--- BEGIN DATA PROVIDED ---

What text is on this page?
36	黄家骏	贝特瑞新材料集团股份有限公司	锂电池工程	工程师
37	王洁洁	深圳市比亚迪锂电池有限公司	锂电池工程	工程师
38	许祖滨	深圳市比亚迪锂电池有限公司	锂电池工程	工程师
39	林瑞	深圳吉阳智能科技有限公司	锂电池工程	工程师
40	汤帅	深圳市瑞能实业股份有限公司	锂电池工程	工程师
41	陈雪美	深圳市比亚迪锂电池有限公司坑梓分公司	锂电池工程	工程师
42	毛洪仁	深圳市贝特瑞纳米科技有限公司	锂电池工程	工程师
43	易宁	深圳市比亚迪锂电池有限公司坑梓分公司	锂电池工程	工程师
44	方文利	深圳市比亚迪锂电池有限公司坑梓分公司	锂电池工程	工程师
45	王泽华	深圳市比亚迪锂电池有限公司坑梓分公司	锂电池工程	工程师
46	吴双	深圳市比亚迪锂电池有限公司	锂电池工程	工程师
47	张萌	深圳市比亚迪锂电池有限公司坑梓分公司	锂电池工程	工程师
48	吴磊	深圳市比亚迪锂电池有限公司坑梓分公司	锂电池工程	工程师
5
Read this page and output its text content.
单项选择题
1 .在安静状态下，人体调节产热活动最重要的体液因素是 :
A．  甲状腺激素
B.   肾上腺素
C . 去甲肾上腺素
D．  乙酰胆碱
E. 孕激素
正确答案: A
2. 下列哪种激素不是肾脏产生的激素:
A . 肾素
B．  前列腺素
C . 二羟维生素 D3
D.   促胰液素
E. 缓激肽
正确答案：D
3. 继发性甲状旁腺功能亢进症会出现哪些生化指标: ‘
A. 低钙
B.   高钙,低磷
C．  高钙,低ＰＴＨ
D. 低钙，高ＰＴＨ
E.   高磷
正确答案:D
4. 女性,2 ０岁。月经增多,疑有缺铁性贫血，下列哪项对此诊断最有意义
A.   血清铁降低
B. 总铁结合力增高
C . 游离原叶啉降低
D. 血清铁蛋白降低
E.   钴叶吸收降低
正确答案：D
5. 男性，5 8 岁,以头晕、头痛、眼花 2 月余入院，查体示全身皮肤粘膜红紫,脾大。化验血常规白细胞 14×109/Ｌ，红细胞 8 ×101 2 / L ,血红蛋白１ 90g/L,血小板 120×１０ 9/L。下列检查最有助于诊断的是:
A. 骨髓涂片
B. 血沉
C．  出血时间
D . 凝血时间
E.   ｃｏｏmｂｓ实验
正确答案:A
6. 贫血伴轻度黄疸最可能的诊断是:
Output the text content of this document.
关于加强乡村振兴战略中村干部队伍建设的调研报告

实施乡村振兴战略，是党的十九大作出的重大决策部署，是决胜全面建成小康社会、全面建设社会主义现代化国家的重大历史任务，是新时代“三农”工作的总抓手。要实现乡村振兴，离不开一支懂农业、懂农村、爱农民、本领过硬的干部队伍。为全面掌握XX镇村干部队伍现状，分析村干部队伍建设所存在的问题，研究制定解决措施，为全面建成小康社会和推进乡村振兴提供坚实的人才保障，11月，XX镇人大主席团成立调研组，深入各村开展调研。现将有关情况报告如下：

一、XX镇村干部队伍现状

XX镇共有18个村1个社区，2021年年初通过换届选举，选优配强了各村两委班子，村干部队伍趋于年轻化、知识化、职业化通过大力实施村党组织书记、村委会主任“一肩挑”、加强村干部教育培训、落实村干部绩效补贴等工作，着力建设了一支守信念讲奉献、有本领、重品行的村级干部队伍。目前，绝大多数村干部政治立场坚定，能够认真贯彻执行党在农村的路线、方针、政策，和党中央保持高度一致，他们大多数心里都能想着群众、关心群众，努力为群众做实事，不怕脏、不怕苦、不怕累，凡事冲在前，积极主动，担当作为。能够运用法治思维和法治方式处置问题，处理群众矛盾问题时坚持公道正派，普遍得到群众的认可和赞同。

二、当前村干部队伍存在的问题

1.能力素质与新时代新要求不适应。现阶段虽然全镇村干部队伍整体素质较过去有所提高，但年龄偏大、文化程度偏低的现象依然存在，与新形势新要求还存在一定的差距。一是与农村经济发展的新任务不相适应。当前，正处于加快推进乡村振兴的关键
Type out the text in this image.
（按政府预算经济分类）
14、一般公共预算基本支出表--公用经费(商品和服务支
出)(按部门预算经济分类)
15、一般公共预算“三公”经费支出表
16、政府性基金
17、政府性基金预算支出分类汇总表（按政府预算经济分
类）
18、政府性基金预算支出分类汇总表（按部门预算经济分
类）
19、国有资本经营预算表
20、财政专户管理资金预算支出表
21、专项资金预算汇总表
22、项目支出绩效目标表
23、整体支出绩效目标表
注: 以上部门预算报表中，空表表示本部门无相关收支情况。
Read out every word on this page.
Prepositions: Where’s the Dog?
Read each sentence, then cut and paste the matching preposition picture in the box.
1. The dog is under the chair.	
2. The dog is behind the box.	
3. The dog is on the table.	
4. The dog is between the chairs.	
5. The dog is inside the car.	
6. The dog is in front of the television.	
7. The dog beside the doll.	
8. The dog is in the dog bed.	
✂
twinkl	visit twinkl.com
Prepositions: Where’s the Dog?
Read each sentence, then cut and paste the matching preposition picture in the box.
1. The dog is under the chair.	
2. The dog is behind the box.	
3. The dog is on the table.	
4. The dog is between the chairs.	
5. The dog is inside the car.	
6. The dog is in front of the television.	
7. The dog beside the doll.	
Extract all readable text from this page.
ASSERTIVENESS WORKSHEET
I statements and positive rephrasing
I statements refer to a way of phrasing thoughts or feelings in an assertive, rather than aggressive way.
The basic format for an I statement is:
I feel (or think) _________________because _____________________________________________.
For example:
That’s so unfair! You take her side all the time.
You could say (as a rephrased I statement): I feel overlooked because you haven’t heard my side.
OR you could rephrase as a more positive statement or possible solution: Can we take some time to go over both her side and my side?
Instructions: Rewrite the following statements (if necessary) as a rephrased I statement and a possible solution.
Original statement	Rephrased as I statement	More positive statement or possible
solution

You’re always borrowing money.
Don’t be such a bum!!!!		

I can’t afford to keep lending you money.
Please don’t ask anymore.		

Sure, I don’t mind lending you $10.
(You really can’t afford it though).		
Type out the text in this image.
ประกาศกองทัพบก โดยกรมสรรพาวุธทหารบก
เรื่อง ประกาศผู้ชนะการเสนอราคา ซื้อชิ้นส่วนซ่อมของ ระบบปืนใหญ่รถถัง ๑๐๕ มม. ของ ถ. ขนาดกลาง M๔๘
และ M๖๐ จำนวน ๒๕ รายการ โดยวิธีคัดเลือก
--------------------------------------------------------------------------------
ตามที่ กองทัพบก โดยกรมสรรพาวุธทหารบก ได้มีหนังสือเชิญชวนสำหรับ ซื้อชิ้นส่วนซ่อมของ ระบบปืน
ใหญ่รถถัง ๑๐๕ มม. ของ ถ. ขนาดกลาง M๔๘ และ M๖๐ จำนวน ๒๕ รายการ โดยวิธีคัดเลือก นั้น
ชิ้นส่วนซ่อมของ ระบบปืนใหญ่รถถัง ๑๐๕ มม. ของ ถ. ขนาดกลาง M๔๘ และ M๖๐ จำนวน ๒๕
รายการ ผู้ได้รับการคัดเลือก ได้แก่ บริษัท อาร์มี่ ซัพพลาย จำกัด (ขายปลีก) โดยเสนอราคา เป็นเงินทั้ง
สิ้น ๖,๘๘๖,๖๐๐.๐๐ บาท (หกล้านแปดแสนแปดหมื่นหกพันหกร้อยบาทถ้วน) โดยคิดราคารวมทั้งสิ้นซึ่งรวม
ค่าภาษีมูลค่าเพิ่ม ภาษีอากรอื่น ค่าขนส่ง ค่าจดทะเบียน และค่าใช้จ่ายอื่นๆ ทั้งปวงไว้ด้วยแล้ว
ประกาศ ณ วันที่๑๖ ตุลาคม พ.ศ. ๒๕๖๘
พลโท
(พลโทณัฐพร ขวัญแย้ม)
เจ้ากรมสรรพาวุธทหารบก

--- END DATA PROVIDED ---

→ **WHAT THE EXERCISE ASKS**:
In the entries above, identify each line that includes the string "จำนวน", then copy it.

→ **ANSWER IN FULL**:
และ M๖๐ จำนวน ๒๕ รายการ โดยวิธีคัดเลือก
ใหญ่รถถัง ๑๐๕ มม. ของ ถ. ขนาดกลาง M๔๘ และ M๖๐ จำนวน ๒๕ รายการ โดยวิธีคัดเลือก นั้น
ชิ้นส่วนซ่อมของ ระบบปืนใหญ่รถถัง ๑๐๕ มม. ของ ถ. ขนาดกลาง M๔๘ และ M๖๐ จำนวน ๒๕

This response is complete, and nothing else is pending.